**TO BE DONE:** Write out the entries below once more, exactly.
____
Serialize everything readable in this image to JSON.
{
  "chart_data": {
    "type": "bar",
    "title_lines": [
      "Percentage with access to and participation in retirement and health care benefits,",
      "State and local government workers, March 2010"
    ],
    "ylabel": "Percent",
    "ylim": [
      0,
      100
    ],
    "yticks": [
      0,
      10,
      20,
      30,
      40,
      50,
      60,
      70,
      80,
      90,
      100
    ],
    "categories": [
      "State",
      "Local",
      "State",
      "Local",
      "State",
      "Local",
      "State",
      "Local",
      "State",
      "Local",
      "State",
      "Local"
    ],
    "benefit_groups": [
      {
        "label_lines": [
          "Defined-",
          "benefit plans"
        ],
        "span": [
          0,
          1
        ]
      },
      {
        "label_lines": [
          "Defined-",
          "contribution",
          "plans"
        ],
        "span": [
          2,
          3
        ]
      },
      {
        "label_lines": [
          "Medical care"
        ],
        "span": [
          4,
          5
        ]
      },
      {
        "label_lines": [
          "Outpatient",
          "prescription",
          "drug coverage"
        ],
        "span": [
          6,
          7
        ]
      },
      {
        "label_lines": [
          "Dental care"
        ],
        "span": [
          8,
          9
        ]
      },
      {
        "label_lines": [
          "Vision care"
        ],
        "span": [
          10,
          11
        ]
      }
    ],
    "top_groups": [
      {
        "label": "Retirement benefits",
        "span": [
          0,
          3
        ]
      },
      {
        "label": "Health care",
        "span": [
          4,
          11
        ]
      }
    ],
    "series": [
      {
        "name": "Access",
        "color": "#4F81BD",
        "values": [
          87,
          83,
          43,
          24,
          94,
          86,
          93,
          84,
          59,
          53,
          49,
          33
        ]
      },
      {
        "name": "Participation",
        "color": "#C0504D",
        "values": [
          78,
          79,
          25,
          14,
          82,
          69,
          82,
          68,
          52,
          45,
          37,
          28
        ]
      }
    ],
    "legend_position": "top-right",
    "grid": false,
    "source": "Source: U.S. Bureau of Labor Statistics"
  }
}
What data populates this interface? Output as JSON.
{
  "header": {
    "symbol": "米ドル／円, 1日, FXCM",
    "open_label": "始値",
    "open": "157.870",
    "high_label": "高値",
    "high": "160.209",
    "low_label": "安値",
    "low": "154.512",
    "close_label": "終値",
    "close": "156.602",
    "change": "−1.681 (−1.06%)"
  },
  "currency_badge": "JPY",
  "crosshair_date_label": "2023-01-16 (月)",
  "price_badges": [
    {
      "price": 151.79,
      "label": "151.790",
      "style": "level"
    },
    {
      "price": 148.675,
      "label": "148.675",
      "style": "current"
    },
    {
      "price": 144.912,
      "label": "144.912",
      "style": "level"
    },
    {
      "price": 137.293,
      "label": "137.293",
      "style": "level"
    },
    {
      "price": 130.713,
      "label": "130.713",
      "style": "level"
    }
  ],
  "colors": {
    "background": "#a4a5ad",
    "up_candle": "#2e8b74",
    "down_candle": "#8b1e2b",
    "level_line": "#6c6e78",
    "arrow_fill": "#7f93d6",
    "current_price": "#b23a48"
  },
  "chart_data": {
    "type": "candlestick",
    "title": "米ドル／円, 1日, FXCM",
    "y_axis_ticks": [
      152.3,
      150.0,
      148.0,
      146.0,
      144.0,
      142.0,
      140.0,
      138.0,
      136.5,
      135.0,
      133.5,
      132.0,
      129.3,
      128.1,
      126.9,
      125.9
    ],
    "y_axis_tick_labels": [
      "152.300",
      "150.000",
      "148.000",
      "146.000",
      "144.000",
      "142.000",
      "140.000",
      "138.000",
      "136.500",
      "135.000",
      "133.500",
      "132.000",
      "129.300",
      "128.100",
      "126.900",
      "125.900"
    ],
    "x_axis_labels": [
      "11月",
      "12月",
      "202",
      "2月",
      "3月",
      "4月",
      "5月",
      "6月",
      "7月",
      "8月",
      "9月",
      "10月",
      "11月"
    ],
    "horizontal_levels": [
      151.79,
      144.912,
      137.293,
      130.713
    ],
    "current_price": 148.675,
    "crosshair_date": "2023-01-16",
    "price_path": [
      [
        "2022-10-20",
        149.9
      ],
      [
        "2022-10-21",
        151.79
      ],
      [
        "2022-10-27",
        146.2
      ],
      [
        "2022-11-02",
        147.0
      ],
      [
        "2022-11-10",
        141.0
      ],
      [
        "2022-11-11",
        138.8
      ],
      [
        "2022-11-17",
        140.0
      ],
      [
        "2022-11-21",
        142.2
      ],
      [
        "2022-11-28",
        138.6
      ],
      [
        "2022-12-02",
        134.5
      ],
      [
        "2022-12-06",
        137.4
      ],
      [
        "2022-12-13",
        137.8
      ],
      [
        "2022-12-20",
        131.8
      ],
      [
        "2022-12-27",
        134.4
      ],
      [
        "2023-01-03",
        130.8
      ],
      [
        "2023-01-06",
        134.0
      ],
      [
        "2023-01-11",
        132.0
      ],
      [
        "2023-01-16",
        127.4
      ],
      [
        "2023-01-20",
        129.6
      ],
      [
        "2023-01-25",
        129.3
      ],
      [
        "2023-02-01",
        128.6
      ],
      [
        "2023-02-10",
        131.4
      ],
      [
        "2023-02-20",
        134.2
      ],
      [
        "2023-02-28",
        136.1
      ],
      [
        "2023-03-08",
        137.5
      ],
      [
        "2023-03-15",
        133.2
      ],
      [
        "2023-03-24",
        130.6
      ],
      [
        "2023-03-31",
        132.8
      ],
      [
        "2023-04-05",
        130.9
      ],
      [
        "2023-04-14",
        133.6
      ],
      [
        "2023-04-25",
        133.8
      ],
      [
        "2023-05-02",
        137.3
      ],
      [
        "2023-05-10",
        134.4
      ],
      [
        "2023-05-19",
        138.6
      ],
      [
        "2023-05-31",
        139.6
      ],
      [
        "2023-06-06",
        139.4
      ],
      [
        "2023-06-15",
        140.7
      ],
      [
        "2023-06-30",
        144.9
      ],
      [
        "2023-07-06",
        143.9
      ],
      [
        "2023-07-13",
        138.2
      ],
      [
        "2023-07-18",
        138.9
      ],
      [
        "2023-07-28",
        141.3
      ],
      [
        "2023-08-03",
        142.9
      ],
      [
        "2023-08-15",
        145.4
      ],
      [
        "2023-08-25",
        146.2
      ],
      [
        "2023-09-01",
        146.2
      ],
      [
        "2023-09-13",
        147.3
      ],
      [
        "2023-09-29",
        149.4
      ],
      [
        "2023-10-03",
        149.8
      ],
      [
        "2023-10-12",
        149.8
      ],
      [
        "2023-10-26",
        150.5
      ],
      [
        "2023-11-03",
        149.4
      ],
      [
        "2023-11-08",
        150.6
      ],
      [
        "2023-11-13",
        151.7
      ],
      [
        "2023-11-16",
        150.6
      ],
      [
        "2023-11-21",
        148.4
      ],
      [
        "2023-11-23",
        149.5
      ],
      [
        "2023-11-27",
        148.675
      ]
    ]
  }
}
____
**SOLVED PROBLEM:**
Serialize everything readable in this image to JSON.
{
  "chart_data": {
    "type": "bar",
    "title_lines": [
      "Percentage with access to and participation in retirement and health care benefits,",
      "State and local government workers, March 2010"
    ],
    "ylabel": "Percent",
    "ylim": [
      0,
      100
    ],
    "yticks": [
      0,
      10,
      20,
      30,
      40,
      50,
      60,
      70,
      80,
      90,
      100
    ],
    "categories": [
      "State",
      "Local",
      "State",
      "Local",
      "State",
      "Local",
      "State",
      "Local",
      "State",
      "Local",
      "State",
      "Local"
    ],
    "benefit_groups": [
      {
        "label_lines": [
          "Defined-",
          "benefit plans"
        ],
        "span": [
          0,
          1
        ]
      },
      {
        "label_lines": [
          "Defined-",
          "contribution",
          "plans"
        ],
        "span": [
          2,
          3
        ]
      },
      {
        "label_lines": [
          "Medical care"
        ],
        "span": [
          4,
          5
        ]
      },
      {
        "label_lines": [
          "Outpatient",
          "prescription",
          "drug coverage"
        ],
        "span": [
          6,
          7
        ]
      },
      {
        "label_lines": [
          "Dental care"
        ],
        "span": [
          8,
          9
        ]
      },
      {
        "label_lines": [
          "Vision care"
        ],
        "span": [
          10,
          11
        ]
      }
    ],
    "top_groups": [
      {
        "label": "Retirement benefits",
        "span": [
          0,
          3
        ]
      },
      {
        "label": "Health care",
        "span": [
          4,
          11
        ]
      }
    ],
    "series": [
      {
        "name": "Access",
        "color": "#4F81BD",
        "values": [
          87,
          83,
          43,
          24,
          94,
          86,
          93,
          84,
          59,
          53,
          49,
          33
        ]
      },
      {
        "name": "Participation",
        "color": "#C0504D",
        "values": [
          78,
          79,
          25,
          14,
          82,
          69,
          82,
          68,
          52,
          45,
          37,
          28
        ]
      }
    ],
    "legend_position": "top-right",
    "grid": false,
    "source": "Source: U.S. Bureau of Labor Statistics"
  }
}
What data populates this interface? Output as JSON.
{
  "header": {
    "symbol": "米ドル／円, 1日, FXCM",
    "open_label": "始値",
    "open": "157.870",
    "high_label": "高値",
    "high": "160.209",
    "low_label": "安値",
    "low": "154.512",
    "close_label": "終値",
    "close": "156.602",
    "change": "−1.681 (−1.06%)"
  },
  "currency_badge": "JPY",
  "crosshair_date_label": "2023-01-16 (月)",
  "price_badges": [
    {
      "price": 151.79,
      "label": "151.790",
      "style": "level"
    },
    {
      "price": 148.675,
      "label": "148.675",
      "style": "current"
    },
    {
      "price": 144.912,
      "label": "144.912",
      "style": "level"
    },
    {
      "price": 137.293,
      "label": "137.293",
      "style": "level"
    },
    {
      "price": 130.713,
      "label": "130.713",
      "style": "level"
    }
  ],
  "colors": {
    "background": "#a4a5ad",
    "up_candle": "#2e8b74",
    "down_candle": "#8b1e2b",
    "level_line": "#6c6e78",
    "arrow_fill": "#7f93d6",
    "current_price": "#b23a48"
  },
  "chart_data": {
    "type": "candlestick",
    "title": "米ドル／円, 1日, FXCM",
    "y_axis_ticks": [
      152.3,
      150.0,
      148.0,
      146.0,
      144.0,
      142.0,
      140.0,
      138.0,
      136.5,
      135.0,
      133.5,
      132.0,
      129.3,
      128.1,
      126.9,
      125.9
    ],
    "y_axis_tick_labels": [
      "152.300",
      "150.000",
      "148.000",
      "146.000",
      "144.000",
      "142.000",
      "140.000",
      "138.000",
      "136.500",
      "135.000",
      "133.500",
      "132.000",
      "129.300",
      "128.100",
      "126.900",
      "125.900"
    ],
    "x_axis_labels": [
      "11月",
      "12月",
      "202",
      "2月",
      "3月",
      "4月",
      "5月",
      "6月",
      "7月",
      "8月",
      "9月",
      "10月",
      "11月"
    ],
    "horizontal_levels": [
      151.79,
      144.912,
      137.293,
      130.713
    ],
    "current_price": 148.675,
    "crosshair_date": "2023-01-16",
    "price_path": [
      [
        "2022-10-20",
        149.9
      ],
      [
        "2022-10-21",
        151.79
      ],
      [
        "2022-10-27",
        146.2
      ],
      [
        "2022-11-02",
        147.0
      ],
      [
        "2022-11-10",
        141.0
      ],
      [
        "2022-11-11",
        138.8
      ],
      [
        "2022-11-17",
        140.0
      ],
      [
        "2022-11-21",
        142.2
      ],
      [
        "2022-11-28",
        138.6
      ],
      [
        "2022-12-02",
        134.5
      ],
      [
        "2022-12-06",
        137.4
      ],
      [
        "2022-12-13",
        137.8
      ],
      [
        "2022-12-20",
        131.8
      ],
      [
        "2022-12-27",
        134.4
      ],
      [
        "2023-01-03",
        130.8
      ],
      [
        "2023-01-06",
        134.0
      ],
      [
        "2023-01-11",
        132.0
      ],
      [
        "2023-01-16",
        127.4
      ],
      [
        "2023-01-20",
        129.6
      ],
      [
        "2023-01-25",
        129.3
      ],
      [
        "2023-02-01",
        128.6
      ],
      [
        "2023-02-10",
        131.4
      ],
      [
        "2023-02-20",
        134.2
      ],
      [
        "2023-02-28",
        136.1
      ],
      [
        "2023-03-08",
        137.5
      ],
      [
        "2023-03-15",
        133.2
      ],
      [
        "2023-03-24",
        130.6
      ],
      [
        "2023-03-31",
        132.8
      ],
      [
        "2023-04-05",
        130.9
      ],
      [
        "2023-04-14",
        133.6
      ],
      [
        "2023-04-25",
        133.8
      ],
      [
        "2023-05-02",
        137.3
      ],
      [
        "2023-05-10",
        134.4
      ],
      [
        "2023-05-19",
        138.6
      ],
      [
        "2023-05-31",
        139.6
      ],
      [
        "2023-06-06",
        139.4
      ],
      [
        "2023-06-15",
        140.7
      ],
      [
        "2023-06-30",
        144.9
      ],
      [
        "2023-07-06",
        143.9
      ],
      [
        "2023-07-13",
        138.2
      ],
      [
        "2023-07-18",
        138.9
      ],
      [
        "2023-07-28",
        141.3
      ],
      [
        "2023-08-03",
        142.9
      ],
      [
        "2023-08-15",
        145.4
      ],
      [
        "2023-08-25",
        146.2
      ],
      [
        "2023-09-01",
        146.2
      ],
      [
        "2023-09-13",
        147.3
      ],
      [
        "2023-09-29",
        149.4
      ],
      [
        "2023-10-03",
        149.8
      ],
      [
        "2023-10-12",
        149.8
      ],
      [
        "2023-10-26",
        150.5
      ],
      [
        "2023-11-03",
        149.4
      ],
      [
        "2023-11-08",
        150.6
      ],
      [
        "2023-11-13",
        151.7
      ],
      [
        "2023-11-16",
        150.6
      ],
      [
        "2023-11-21",
        148.4
      ],
      [
        "2023-11-23",
        149.5
      ],
      [
        "2023-11-27",
        148.675
      ]
    ]
  }
}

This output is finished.